What you should do.
Among these lines, how many include "alimentos"? Answer only with the number.

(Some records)
****************
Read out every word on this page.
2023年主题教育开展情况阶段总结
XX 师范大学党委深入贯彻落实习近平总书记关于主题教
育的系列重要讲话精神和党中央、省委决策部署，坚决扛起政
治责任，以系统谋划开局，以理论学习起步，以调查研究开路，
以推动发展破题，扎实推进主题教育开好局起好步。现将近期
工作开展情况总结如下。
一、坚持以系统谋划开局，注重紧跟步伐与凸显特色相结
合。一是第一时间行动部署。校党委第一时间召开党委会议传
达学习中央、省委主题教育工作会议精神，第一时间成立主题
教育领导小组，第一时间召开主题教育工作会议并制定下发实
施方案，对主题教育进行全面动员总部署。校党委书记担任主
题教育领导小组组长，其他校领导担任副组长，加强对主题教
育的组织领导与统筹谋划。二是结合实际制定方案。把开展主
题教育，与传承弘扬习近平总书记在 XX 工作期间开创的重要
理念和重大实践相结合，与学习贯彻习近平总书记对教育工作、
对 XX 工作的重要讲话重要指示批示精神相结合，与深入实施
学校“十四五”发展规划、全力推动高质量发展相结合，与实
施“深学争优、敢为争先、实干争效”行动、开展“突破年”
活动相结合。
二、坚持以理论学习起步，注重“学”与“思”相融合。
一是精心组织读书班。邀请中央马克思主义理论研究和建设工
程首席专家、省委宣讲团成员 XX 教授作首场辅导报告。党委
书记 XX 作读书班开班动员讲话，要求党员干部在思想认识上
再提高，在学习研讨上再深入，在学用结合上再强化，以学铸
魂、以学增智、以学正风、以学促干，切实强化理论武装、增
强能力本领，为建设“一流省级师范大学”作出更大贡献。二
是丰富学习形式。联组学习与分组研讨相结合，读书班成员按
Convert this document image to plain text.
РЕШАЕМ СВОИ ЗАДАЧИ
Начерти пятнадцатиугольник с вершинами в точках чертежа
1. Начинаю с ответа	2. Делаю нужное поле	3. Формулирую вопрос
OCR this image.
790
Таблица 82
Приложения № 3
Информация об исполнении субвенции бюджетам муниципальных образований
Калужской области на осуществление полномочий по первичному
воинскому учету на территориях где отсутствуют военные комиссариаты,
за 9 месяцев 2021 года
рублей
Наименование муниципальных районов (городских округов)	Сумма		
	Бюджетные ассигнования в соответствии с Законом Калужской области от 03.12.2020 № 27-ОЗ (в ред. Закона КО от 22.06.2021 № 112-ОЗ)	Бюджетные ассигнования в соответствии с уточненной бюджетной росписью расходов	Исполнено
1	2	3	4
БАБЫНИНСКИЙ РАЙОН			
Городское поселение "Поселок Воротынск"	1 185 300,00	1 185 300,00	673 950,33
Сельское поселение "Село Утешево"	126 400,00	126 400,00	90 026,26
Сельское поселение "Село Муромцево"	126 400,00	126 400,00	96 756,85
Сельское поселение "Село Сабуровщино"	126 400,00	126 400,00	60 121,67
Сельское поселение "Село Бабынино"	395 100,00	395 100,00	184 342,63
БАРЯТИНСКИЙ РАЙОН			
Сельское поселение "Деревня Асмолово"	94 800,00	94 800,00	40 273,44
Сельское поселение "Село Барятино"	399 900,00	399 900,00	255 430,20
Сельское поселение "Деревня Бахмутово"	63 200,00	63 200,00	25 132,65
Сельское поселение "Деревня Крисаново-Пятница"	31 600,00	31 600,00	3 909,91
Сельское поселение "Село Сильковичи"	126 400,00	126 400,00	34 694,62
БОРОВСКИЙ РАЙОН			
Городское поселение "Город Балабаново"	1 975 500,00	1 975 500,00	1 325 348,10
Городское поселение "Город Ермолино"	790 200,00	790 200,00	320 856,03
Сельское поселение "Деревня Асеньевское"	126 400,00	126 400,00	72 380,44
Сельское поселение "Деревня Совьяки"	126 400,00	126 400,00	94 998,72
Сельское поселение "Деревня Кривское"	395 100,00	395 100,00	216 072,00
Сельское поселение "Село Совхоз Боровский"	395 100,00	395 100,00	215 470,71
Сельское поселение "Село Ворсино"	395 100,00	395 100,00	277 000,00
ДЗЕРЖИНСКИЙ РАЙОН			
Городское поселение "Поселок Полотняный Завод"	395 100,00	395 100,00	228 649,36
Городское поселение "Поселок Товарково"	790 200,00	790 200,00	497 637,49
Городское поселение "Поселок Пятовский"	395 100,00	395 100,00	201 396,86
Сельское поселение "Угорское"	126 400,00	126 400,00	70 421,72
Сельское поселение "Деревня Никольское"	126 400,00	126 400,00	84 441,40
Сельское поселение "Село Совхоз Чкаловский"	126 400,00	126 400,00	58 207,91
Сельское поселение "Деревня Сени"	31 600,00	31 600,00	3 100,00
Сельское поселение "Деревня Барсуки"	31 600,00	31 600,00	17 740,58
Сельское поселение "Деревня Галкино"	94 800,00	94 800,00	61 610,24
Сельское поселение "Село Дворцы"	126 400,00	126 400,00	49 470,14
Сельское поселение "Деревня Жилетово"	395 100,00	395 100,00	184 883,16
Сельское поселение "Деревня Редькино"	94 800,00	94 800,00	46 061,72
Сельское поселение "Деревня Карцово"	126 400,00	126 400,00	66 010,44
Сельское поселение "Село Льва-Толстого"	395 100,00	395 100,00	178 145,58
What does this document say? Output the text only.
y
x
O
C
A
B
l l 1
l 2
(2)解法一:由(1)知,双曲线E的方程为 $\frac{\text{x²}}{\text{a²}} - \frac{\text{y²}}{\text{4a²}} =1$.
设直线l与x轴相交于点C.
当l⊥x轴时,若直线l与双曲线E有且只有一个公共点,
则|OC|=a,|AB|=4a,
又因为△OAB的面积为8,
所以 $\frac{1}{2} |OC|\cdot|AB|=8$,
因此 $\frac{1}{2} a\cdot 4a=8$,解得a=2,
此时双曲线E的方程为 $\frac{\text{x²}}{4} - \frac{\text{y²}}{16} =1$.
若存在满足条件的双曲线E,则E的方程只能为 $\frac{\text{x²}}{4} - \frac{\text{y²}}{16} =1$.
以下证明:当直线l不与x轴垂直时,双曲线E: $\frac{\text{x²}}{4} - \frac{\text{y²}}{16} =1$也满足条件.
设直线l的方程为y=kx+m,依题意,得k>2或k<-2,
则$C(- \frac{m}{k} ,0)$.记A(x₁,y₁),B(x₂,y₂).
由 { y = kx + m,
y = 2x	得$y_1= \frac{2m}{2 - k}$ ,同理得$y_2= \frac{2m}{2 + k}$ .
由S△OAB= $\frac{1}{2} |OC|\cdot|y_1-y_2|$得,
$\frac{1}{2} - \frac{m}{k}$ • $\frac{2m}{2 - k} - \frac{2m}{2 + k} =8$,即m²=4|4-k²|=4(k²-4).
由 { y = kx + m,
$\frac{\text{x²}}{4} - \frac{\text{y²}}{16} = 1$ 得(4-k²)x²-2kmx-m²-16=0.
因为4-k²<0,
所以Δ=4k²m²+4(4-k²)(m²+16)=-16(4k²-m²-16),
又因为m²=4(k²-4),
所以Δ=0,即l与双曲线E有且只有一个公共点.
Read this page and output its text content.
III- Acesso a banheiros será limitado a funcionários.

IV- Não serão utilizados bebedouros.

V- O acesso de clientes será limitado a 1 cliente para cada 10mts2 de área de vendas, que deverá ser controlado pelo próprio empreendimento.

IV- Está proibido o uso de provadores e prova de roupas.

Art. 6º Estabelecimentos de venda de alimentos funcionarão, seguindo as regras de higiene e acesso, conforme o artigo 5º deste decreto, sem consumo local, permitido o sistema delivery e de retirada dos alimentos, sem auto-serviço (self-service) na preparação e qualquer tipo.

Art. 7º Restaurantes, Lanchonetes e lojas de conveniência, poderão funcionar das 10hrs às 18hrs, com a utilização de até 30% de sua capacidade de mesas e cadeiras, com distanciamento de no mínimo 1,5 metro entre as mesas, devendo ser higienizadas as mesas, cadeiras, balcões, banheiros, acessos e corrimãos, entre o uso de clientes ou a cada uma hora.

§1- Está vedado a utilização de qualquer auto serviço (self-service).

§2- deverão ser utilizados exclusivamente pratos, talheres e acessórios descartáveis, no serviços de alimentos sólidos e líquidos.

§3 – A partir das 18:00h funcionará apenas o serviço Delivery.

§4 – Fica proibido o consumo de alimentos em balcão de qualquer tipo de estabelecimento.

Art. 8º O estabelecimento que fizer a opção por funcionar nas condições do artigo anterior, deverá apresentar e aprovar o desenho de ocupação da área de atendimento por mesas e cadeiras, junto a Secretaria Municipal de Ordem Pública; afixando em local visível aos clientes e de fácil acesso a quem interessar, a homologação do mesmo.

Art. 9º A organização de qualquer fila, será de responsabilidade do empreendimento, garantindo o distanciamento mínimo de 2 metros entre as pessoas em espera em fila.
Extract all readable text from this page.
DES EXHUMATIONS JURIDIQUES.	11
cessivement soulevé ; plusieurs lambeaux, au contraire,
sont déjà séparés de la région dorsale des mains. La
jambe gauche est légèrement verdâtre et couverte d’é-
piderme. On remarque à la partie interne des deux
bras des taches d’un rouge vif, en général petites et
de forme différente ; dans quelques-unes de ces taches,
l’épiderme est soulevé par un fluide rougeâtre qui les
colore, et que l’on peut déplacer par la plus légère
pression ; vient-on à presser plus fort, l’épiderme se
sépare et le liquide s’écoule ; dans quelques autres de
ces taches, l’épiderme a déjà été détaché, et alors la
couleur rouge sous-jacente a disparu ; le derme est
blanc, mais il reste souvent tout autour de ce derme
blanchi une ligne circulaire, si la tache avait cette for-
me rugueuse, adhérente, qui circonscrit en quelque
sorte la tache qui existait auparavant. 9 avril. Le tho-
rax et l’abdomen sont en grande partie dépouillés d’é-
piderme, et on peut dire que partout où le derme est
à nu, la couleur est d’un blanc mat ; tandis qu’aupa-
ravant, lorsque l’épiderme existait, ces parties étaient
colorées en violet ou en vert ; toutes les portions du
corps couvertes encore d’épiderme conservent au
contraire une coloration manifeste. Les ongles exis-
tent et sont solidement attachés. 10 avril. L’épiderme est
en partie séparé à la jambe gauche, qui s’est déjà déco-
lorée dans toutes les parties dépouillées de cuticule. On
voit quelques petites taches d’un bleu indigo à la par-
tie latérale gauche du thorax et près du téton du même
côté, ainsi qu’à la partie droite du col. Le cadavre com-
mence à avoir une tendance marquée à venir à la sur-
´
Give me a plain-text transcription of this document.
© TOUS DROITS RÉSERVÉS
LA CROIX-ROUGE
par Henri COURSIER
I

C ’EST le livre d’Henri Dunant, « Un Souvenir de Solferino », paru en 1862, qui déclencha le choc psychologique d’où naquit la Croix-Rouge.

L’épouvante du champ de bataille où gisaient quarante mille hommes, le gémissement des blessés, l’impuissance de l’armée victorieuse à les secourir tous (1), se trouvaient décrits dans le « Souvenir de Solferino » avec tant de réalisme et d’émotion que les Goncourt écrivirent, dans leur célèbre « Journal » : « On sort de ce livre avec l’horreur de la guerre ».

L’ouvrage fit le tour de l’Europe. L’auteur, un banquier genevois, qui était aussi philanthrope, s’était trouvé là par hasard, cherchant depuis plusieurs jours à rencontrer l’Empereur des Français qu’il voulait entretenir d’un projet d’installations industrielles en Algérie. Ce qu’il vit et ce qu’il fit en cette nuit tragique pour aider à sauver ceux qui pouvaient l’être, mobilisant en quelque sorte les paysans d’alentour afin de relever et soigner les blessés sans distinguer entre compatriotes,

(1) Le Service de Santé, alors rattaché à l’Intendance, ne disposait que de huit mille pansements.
****************
Result of this task.
3